The problem
Filter for the word "اختیار" and keep each matching line.

── Material supplied

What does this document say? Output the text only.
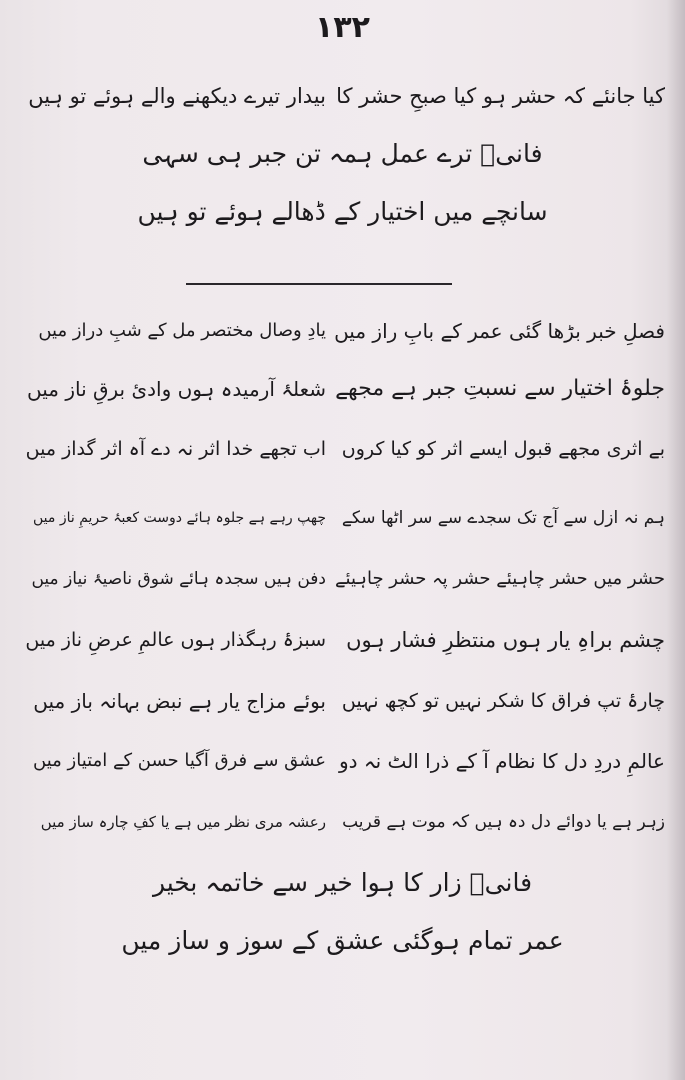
۱۳۲
کیا جانئے کہ حشر ہو کیا صبحِ حشر کا
بیدار تیرے دیکھنے والے ہوئے تو ہیں
فانیؔ ترے عمل ہمہ تن جبر ہی سہی
سانچے میں اختیار کے ڈھالے ہوئے تو ہیں
فصلِ خبر بڑھا گئی عمر کے بابِ راز میں
یادِ وصال مختصر مل کے شبِ دراز میں
جلوۂ اختیار سے نسبتِ جبر ہے مجھے
شعلۂ آرمیدہ ہوں وادیٔ برقِ ناز میں
بے اثری مجھے قبول ایسے اثر کو کیا کروں
اب تجھے خدا اثر نہ دے آہ اثر گداز میں
ہم نہ ازل سے آج تک سجدے سے سر اٹھا سکے
چھپ رہے ہے جلوہ ہائے دوست کعبۂ حریمِ ناز میں
حشر میں حشر چاہیئے حشر پہ حشر چاہیئے
دفن ہیں سجدہ ہائے شوق ناصیۂ نیاز میں
چشم براہِ یار ہوں منتظرِ فشار ہوں
سبزۂ رہگذار ہوں عالمِ عرضِ ناز میں
چارۂ تپ فراق کا شکر نہیں تو کچھ نہیں
بوئے مزاج یار ہے نبض بہانہ باز میں
عالمِ دردِ دل کا نظام آ کے ذرا الٹ نہ دو
عشق سے فرق آگیا حسن کے امتیاز میں
زہر ہے یا دوائے دل دہ ہیں کہ موت ہے قریب
رعشہ مری نظر میں ہے یا کفِ چارہ ساز میں
فانیؔ زار کا ہوا خیر سے خاتمہ بخیر
عمر تمام ہوگئی عشق کے سوز و ساز میں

────

Result for this task
سانچے میں اختیار کے ڈھالے ہوئے تو ہیں
جلوۂ اختیار سے نسبتِ جبر ہے مجھے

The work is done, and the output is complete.